**TASK TO COMPLETE**
Reproduce the items exactly, starting with the first one and stopping after the line that contains "panel: Kirim Bukti".

**EXERCISE MATERIALS**
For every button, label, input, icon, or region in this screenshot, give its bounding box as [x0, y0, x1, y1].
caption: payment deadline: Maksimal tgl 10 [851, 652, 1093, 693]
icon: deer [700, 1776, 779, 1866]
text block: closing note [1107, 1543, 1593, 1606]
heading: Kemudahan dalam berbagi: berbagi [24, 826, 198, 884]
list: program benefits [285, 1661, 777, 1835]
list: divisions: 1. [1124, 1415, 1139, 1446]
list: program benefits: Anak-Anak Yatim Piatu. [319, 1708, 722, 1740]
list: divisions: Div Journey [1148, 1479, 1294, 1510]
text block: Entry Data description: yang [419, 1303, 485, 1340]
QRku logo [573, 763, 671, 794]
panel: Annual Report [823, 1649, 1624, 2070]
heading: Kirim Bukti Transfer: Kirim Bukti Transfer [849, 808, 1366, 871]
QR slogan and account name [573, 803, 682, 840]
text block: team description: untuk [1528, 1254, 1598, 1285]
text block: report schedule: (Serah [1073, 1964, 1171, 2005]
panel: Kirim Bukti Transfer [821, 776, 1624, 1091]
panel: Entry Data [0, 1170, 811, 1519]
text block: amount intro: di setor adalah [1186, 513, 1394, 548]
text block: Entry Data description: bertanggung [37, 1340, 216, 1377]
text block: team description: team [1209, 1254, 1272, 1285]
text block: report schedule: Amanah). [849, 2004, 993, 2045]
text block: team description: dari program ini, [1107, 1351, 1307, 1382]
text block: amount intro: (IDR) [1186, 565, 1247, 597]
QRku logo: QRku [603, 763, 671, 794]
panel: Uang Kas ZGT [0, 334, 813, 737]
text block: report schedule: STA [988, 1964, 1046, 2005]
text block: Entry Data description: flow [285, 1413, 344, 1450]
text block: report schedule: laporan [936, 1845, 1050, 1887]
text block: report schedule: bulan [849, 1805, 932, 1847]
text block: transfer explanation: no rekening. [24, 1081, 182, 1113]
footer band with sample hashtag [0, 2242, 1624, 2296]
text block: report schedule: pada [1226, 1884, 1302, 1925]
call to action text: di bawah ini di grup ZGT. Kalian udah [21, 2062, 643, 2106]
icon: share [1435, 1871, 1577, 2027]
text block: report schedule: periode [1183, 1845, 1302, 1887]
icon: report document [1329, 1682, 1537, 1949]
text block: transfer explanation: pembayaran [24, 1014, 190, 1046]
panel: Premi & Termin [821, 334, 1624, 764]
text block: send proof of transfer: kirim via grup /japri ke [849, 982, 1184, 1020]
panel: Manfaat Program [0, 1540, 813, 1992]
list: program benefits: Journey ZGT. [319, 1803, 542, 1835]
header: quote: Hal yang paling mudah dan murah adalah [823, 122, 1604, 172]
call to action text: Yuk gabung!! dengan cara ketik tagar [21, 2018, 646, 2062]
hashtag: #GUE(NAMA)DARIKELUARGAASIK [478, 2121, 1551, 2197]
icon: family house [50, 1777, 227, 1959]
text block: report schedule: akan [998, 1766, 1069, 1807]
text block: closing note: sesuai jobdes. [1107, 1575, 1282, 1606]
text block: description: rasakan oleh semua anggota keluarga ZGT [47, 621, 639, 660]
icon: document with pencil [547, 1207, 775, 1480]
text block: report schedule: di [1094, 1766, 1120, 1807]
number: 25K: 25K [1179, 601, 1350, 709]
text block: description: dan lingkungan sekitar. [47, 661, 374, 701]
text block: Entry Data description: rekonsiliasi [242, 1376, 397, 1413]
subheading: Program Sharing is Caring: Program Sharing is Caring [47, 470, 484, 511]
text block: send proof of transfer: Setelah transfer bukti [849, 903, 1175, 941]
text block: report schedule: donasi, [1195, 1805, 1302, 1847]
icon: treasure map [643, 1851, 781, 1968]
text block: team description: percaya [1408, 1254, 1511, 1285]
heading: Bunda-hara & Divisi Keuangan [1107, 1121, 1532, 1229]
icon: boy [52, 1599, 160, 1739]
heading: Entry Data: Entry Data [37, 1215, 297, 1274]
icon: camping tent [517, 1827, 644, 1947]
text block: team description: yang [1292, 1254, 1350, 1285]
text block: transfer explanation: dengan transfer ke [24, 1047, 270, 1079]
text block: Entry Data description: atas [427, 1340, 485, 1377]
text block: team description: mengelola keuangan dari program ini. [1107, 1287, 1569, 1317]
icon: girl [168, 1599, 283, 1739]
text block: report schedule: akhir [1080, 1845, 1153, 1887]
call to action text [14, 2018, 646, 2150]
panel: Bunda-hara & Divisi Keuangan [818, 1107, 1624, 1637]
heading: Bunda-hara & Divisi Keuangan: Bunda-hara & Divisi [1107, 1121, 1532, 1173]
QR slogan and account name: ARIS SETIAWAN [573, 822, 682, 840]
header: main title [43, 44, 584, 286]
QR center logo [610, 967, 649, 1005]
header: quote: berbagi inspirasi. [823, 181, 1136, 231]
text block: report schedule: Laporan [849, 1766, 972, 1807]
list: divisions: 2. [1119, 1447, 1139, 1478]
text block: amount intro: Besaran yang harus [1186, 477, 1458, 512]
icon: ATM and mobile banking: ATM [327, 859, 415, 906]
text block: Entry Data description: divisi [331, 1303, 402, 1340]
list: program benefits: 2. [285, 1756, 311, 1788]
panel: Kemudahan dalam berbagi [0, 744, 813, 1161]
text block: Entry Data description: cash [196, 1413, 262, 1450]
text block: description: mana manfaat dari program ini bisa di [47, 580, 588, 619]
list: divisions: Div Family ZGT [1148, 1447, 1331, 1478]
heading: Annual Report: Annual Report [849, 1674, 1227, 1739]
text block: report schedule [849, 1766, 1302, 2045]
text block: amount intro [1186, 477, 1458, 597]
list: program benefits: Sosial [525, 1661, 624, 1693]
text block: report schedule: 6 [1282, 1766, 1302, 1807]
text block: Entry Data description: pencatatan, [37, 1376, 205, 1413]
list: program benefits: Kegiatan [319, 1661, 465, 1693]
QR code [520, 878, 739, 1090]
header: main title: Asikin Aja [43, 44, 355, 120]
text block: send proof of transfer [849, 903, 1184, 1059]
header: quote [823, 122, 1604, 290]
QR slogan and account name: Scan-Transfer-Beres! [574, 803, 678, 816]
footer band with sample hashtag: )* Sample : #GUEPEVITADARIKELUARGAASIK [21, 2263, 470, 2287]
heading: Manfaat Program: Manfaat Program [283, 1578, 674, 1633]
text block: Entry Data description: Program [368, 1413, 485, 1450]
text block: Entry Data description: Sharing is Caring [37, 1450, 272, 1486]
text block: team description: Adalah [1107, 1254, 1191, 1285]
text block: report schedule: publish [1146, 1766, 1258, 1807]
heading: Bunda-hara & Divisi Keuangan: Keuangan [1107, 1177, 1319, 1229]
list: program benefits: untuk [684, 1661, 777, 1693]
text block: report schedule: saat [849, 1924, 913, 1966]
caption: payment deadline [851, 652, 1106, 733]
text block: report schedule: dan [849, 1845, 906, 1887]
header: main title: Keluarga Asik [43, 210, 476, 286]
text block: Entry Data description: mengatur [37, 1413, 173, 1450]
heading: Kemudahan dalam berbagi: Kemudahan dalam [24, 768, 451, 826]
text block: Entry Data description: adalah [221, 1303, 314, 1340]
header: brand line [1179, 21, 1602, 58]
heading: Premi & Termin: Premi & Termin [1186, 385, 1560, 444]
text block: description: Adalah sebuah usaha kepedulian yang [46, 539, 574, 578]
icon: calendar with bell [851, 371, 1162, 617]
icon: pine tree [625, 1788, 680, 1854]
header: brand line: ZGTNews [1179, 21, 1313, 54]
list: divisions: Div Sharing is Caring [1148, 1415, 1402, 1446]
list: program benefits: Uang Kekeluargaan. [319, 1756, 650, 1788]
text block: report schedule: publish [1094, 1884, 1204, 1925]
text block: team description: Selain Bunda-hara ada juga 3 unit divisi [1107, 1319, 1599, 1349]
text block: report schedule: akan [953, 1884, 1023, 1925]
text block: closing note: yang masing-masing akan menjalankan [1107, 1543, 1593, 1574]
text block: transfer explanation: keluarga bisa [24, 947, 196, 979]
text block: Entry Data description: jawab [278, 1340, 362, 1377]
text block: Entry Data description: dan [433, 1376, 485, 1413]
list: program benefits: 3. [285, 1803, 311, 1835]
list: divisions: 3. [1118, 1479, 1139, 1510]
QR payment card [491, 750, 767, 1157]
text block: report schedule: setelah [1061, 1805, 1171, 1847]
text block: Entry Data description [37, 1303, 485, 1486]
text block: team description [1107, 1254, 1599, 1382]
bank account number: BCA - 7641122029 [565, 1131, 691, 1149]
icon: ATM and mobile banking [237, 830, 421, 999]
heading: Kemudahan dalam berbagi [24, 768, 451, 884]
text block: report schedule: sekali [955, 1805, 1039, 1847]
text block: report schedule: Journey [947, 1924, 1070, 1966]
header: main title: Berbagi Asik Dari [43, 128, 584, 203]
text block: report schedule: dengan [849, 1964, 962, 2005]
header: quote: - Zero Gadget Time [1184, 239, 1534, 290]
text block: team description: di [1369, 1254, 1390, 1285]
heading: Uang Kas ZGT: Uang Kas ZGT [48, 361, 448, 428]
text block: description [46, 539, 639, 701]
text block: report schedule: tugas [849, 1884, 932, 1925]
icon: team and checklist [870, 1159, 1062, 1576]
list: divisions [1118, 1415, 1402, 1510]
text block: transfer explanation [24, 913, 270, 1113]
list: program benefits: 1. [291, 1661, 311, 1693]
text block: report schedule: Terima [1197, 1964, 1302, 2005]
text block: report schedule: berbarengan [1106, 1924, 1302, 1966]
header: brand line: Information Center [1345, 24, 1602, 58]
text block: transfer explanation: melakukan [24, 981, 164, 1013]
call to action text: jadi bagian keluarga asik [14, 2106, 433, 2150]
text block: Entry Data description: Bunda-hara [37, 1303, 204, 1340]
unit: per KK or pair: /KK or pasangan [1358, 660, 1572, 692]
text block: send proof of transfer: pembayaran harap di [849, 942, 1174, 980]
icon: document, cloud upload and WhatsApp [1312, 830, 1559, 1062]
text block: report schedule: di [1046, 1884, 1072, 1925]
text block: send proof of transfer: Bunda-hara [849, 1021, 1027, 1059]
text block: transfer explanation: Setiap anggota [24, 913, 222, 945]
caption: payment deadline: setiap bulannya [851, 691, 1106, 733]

**EXERCISE OUTPUT**
For every button, label, input, icon, or region in this screenshot, give its bounding box as [x0, y0, x1, y1].
caption: payment deadline: Maksimal tgl 10 [851, 652, 1093, 693]
icon: deer [700, 1776, 779, 1866]
text block: closing note [1107, 1543, 1593, 1606]
heading: Kemudahan dalam berbagi: berbagi [24, 826, 198, 884]
list: program benefits [285, 1661, 777, 1835]
list: divisions: 1. [1124, 1415, 1139, 1446]
list: program benefits: Anak-Anak Yatim Piatu. [319, 1708, 722, 1740]
list: divisions: Div Journey [1148, 1479, 1294, 1510]
text block: Entry Data description: yang [419, 1303, 485, 1340]
QRku logo [573, 763, 671, 794]
panel: Annual Report [823, 1649, 1624, 2070]
heading: Kirim Bukti Transfer: Kirim Bukti Transfer [849, 808, 1366, 871]
QR slogan and account name [573, 803, 682, 840]
text block: team description: untuk [1528, 1254, 1598, 1285]
text block: report schedule: (Serah [1073, 1964, 1171, 2005]
panel: Kirim Bukti Transfer [821, 776, 1624, 1091]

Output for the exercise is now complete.